» **FRAGMENTO DE LA PÁGINA**:
☆ ☆ ☆

Hace un par de semanas salió en varios medios un artículo sobre ojos artificiales desarrollados en el MIT. En seguida me recordó a dos casos cercanos.
Un amigo mío tuvo la mala suerte de que su hija nació ciega. La ceguera de la niña se debió a un nacimiento muy prematuro, lo que hizo que el ojo no se desarrollara. Sin embargo, el nervio óptico está intacto. Este amigo vive fuera del país, y hace ya unos años que no nos vemos. La última vez que estuvimos juntos me contó que él está convencido que, antes o después, su hija va a ver. Es sólo una cuestión de tiempo.
Ya hay dispositivos que se conectan al nervio óptico y permiten una visión muy básica, pero suficiente para, por ejemplo, cruzar una calle, o reconocer una persona de cerca.
Su dilema es en qué momento jugarse. Cuanto más espere, más se desarrolla la tecnología. Pero cuanto más espere, más difícil será para la niña aprender a mirar, cosa que no es nada trivial. Confieso que al escucharlo contar su historia, tuve que hacer un esfuerzo por contener una lágrima, mezcla de angustia y esperanza.
Otro conocido mío tiene una hija un poco mayor, en su caso sorda. En ese caso, le hicieron un implante de un dispositivo, de mucho menos tecnología, dentro del oído. La meta del dispositivo es que pueda escuchar un timbre, o el ruido de un auto. Lo último que supe es que la adolescente estaba pasando por un período de entrenamiento, y que le venía siendo muy difícil.
La tecnología a veces va mucho más allá de los gadgets.

☆ ☆ ☆

» **PREGUNTAS POR RESPONDER**:
1. Según el fragmento, ¿a qué se debió la ceguera de la hija del amigo?
2. Cite de forma literal todo el pasaje del fragmento que va desde "Hace un par" hasta "persona de cerca.".
Para resolver lo que se pide no es necesario consultar las líneas.

» **BLOQUE DE DATOS**:

☆ ☆ ☆

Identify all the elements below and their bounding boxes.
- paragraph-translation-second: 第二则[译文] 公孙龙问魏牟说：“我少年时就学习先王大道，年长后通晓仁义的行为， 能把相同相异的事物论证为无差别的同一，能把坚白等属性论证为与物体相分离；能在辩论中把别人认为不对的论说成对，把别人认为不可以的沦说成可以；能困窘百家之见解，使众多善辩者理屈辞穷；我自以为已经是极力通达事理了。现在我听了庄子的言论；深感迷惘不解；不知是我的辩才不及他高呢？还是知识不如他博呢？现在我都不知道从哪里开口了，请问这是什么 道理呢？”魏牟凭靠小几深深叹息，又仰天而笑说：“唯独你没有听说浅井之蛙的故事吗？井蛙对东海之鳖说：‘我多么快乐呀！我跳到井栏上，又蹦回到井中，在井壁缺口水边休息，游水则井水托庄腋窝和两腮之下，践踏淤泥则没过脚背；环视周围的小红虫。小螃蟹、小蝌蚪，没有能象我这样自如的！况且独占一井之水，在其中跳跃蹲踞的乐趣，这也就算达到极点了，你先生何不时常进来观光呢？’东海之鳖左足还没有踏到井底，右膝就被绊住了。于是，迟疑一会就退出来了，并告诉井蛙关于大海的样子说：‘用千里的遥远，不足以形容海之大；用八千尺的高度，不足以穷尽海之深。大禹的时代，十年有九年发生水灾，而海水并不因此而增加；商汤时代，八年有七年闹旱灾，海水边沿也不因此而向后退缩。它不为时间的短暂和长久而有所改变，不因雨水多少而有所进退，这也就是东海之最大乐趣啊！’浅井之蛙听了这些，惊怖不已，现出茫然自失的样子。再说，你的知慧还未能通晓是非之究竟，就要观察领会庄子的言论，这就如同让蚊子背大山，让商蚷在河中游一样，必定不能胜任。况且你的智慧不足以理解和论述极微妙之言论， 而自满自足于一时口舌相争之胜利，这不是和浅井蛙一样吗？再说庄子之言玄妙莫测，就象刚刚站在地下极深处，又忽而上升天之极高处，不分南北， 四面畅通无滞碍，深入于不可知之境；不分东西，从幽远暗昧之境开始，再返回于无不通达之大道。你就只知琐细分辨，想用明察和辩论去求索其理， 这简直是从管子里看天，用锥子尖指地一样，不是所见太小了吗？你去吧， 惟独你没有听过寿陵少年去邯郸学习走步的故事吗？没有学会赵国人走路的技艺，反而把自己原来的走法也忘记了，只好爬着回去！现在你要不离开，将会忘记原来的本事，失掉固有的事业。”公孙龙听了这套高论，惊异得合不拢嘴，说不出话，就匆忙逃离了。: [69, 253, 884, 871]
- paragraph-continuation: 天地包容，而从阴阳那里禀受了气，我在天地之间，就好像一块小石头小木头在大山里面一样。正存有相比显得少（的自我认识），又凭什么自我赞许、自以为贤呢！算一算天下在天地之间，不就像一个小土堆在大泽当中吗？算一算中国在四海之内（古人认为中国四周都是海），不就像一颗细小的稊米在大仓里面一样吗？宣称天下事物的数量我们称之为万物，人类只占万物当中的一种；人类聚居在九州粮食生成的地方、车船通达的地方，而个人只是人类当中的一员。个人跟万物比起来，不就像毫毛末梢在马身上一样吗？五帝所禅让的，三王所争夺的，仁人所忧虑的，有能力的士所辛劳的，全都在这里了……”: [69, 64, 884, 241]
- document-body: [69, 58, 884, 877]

☆ ☆ ☆

» **RESPUESTAS POR TAREA**:
1. A un nacimiento muy prematuro, que hizo que el ojo no se desarrollara.

2.
Hace un par de semanas salió en varios medios un artículo sobre ojos artificiales desarrollados en el MIT. En seguida me recordó a dos casos cercanos.
Un amigo mío tuvo la mala suerte de que su hija nació ciega. La ceguera de la niña se debió a un nacimiento muy prematuro, lo que hizo que el ojo no se desarrollara. Sin embargo, el nervio óptico está intacto. Este amigo vive fuera del país, y hace ya unos años que no nos vemos. La última vez que estuvimos juntos me contó que él está convencido que, antes o después, su hija va a ver. Es sólo una cuestión de tiempo.
Ya hay dispositivos que se conectan al nervio óptico y permiten una visión muy básica, pero suficiente para, por ejemplo, cruzar una calle, o reconocer una persona de cerca.